• [Given request]
Copy out everything from the start of the material down to the line containing "343, 83, 361]", with both ends included and every line unchanged.

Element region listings
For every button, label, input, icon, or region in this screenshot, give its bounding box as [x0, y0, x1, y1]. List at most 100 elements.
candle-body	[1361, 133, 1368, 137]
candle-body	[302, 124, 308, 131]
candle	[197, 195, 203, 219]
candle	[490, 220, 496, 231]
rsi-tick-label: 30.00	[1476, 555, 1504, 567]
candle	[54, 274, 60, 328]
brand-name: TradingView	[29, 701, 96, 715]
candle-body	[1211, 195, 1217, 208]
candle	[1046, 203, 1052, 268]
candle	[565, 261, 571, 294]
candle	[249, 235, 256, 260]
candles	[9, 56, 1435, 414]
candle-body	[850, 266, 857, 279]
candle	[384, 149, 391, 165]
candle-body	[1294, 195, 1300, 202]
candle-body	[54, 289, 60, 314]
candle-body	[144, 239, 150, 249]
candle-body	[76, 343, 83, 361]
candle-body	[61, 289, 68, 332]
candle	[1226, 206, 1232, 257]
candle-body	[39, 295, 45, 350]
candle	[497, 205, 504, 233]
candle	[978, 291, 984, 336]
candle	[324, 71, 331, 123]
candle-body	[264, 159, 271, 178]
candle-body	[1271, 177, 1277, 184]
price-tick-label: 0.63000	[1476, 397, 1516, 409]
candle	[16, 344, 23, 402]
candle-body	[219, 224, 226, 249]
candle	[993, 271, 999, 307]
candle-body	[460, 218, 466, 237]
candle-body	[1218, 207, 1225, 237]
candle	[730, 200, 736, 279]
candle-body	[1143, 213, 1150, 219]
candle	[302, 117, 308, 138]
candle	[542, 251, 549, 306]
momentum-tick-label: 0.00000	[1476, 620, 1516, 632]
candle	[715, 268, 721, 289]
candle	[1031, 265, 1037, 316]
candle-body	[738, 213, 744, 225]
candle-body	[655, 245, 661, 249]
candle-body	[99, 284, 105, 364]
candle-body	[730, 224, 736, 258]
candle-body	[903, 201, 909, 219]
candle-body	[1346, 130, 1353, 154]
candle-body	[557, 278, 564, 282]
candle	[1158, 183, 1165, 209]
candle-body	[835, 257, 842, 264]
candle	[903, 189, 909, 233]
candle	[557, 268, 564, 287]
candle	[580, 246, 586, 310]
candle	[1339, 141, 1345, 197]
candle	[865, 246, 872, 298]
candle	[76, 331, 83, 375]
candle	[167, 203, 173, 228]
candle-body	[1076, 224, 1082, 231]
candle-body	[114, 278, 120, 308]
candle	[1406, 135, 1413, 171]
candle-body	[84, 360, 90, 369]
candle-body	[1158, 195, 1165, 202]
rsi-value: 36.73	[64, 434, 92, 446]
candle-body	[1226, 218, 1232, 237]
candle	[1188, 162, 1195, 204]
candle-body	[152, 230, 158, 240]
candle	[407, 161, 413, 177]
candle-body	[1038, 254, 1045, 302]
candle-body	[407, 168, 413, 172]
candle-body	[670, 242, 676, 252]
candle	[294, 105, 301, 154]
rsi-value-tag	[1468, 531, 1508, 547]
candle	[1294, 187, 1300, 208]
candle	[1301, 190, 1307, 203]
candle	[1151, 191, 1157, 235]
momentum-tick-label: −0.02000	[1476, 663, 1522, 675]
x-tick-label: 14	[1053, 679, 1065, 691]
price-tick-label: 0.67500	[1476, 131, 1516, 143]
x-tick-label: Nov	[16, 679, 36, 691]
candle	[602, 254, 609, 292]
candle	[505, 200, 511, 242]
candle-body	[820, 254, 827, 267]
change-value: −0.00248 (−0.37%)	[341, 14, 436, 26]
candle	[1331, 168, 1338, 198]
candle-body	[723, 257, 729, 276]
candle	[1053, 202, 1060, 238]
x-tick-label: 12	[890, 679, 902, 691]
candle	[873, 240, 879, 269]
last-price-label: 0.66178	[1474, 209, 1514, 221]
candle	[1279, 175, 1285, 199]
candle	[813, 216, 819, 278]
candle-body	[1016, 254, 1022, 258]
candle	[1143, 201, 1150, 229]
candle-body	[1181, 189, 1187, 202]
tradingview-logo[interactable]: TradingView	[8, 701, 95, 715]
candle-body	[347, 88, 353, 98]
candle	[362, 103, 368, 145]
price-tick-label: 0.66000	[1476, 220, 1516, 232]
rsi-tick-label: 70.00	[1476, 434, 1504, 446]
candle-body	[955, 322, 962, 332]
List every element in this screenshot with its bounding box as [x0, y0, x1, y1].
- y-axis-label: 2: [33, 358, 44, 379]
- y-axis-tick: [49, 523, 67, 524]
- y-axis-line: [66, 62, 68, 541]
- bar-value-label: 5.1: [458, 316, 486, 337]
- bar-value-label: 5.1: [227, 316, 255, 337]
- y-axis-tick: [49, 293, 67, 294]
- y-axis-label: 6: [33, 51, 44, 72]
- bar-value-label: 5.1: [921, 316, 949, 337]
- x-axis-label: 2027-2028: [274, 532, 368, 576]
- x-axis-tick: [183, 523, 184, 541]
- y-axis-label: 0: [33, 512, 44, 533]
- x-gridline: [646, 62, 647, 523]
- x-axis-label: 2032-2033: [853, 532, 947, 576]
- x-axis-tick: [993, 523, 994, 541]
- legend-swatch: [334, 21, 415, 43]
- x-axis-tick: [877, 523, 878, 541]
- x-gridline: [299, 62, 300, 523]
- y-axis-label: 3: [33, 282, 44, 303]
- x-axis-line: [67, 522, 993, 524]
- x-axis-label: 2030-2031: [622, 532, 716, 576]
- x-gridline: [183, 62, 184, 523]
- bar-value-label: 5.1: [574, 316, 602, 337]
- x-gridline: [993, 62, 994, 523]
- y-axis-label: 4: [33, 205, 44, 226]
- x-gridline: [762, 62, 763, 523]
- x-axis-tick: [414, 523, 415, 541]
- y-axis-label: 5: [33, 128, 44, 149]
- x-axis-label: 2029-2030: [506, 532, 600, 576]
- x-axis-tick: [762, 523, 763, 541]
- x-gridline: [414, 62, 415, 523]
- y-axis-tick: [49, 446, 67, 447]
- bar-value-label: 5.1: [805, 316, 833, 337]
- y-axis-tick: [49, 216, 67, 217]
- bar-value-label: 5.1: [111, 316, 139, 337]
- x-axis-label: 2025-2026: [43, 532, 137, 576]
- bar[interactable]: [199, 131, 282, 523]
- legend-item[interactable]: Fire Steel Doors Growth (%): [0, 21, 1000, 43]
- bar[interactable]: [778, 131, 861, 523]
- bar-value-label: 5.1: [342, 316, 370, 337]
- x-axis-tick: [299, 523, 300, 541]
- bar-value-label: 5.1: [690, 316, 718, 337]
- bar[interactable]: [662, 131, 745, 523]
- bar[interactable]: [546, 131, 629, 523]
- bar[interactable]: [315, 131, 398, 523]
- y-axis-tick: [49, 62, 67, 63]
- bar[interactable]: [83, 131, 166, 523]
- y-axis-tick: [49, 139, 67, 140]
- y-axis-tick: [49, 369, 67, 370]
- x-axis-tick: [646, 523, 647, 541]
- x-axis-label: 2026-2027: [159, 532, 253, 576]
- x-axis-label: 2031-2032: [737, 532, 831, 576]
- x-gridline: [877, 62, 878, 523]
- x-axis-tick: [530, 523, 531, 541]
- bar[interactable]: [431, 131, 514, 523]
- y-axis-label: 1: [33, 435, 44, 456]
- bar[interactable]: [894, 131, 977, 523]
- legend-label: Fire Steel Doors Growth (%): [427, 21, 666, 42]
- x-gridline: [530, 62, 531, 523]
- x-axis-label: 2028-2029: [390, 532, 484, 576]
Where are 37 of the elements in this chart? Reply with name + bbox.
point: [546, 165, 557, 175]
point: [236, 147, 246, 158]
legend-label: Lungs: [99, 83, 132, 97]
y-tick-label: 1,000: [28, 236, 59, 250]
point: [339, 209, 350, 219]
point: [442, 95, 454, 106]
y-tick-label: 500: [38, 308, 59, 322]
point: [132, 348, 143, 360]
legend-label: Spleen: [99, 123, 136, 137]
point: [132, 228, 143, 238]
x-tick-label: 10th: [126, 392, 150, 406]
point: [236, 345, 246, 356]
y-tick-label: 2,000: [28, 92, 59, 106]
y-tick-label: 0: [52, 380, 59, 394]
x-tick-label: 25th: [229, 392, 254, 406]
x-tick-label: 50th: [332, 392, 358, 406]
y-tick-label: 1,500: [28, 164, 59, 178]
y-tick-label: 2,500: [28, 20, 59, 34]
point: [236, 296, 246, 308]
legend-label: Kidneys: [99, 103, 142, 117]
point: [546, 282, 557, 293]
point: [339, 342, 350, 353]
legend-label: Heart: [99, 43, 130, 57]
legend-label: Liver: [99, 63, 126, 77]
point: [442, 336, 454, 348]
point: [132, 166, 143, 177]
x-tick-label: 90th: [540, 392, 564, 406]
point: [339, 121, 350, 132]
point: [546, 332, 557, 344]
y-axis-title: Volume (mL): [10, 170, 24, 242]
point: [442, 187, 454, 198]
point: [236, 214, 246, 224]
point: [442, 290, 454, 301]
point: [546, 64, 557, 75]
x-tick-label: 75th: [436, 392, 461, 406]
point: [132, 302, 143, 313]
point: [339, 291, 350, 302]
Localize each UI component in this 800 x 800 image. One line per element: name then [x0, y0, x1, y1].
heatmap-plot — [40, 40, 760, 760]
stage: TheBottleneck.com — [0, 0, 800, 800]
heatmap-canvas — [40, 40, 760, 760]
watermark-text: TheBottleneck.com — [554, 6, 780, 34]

• [Expected answer]
For every button, label, input, icon, or region in this screenshot, give its bounding box as [x0, y0, x1, y1]. List at most 100 elements.
candle-body	[1361, 133, 1368, 137]
candle-body	[302, 124, 308, 131]
candle	[197, 195, 203, 219]
candle	[490, 220, 496, 231]
rsi-tick-label: 30.00	[1476, 555, 1504, 567]
candle	[54, 274, 60, 328]
brand-name: TradingView	[29, 701, 96, 715]
candle-body	[1211, 195, 1217, 208]
candle	[1046, 203, 1052, 268]
candle	[565, 261, 571, 294]
candle	[249, 235, 256, 260]
candles	[9, 56, 1435, 414]
candle-body	[850, 266, 857, 279]
candle	[384, 149, 391, 165]
candle-body	[1294, 195, 1300, 202]
candle-body	[54, 289, 60, 314]
candle-body	[144, 239, 150, 249]
candle-body	[76, 343, 83, 361]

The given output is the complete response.